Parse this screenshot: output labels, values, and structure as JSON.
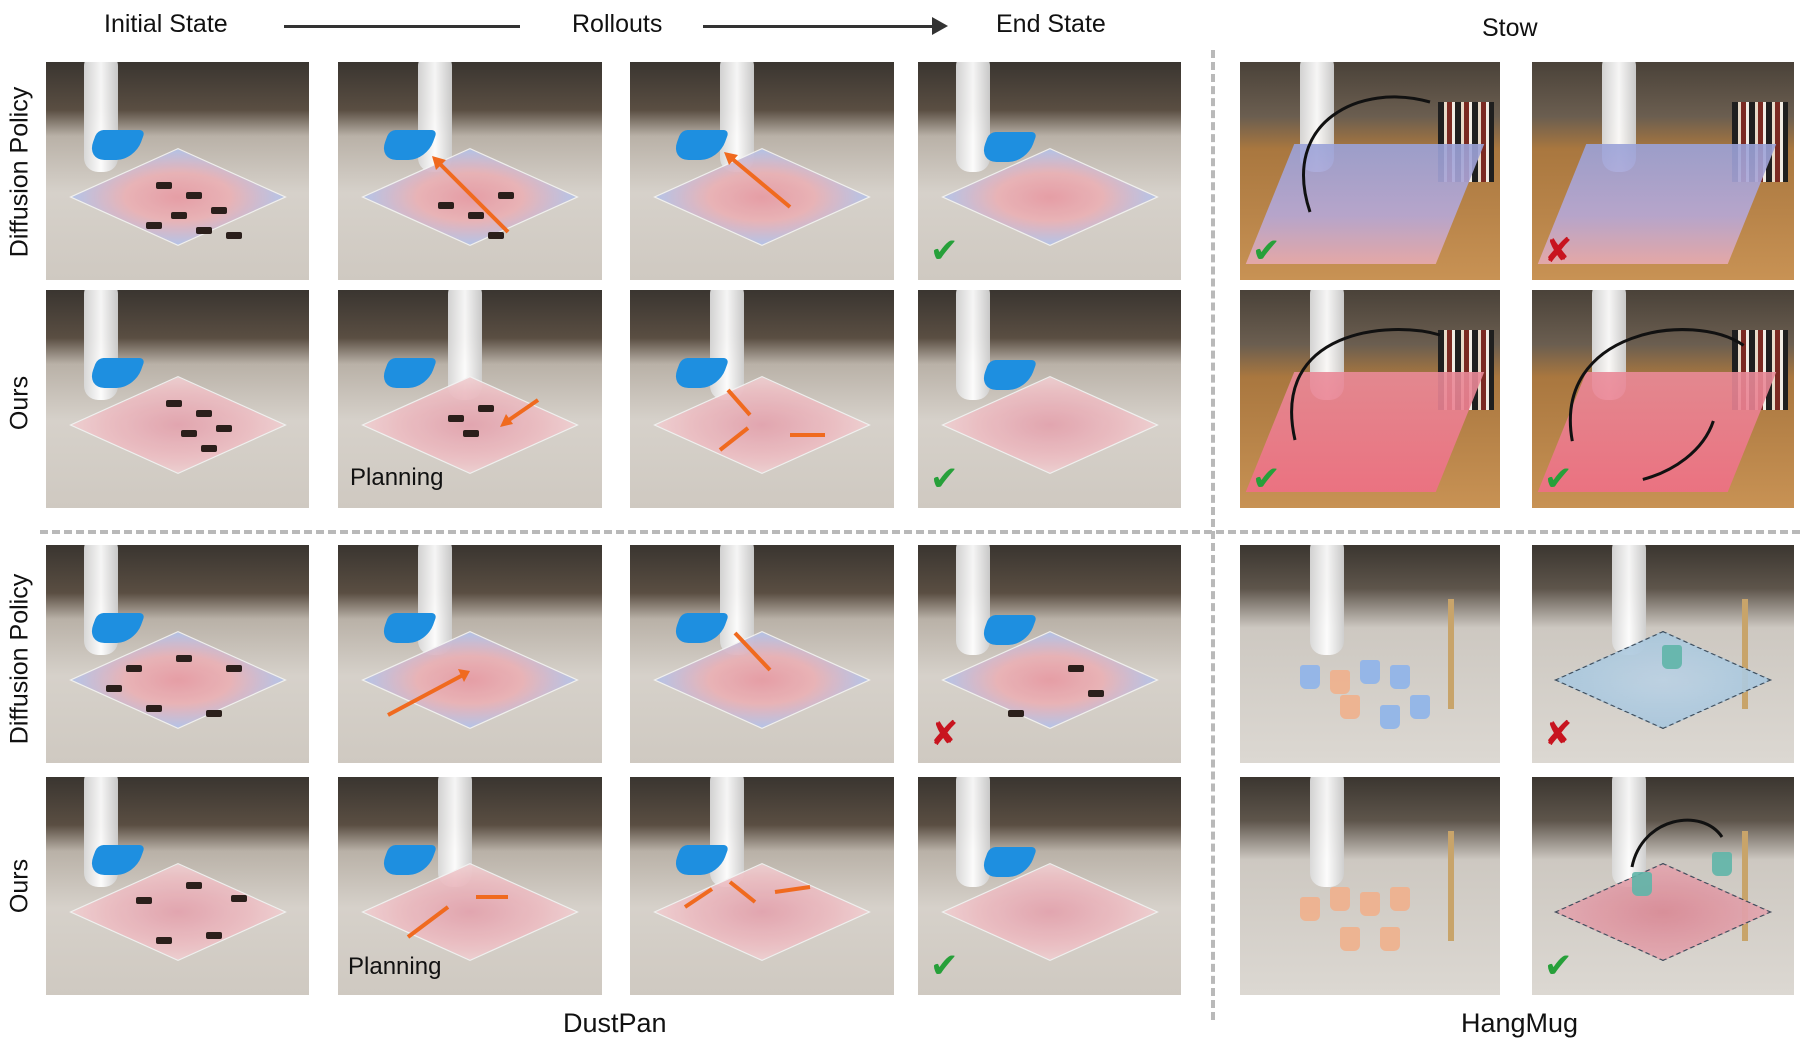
{
  "headers": {
    "initial_state": "Initial State",
    "rollouts": "Rollouts",
    "end_state": "End State",
    "stow": "Stow"
  },
  "row_labels": {
    "diffusion_policy_1": "Diffusion Policy",
    "ours_1": "Ours",
    "diffusion_policy_2": "Diffusion Policy",
    "ours_2": "Ours"
  },
  "annotations": {
    "planning_1": "Planning",
    "planning_2": "Planning"
  },
  "marks": {
    "success": "✔",
    "failure": "✘"
  },
  "footers": {
    "dustpan": "DustPan",
    "hangmug": "HangMug"
  },
  "colors": {
    "success": "#27a03a",
    "failure": "#c8141f",
    "tool_orange": "#f06a1f",
    "dustpan_blue": "#1e8fe0"
  }
}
═══
▶ PROBLEM REQUIREMENTS: Select all lines with the word "Diffusion" from the entries above.

▶ THE SOLUTION:
    "diffusion_policy_1": "Diffusion Policy",
    "diffusion_policy_2": "Diffusion Policy",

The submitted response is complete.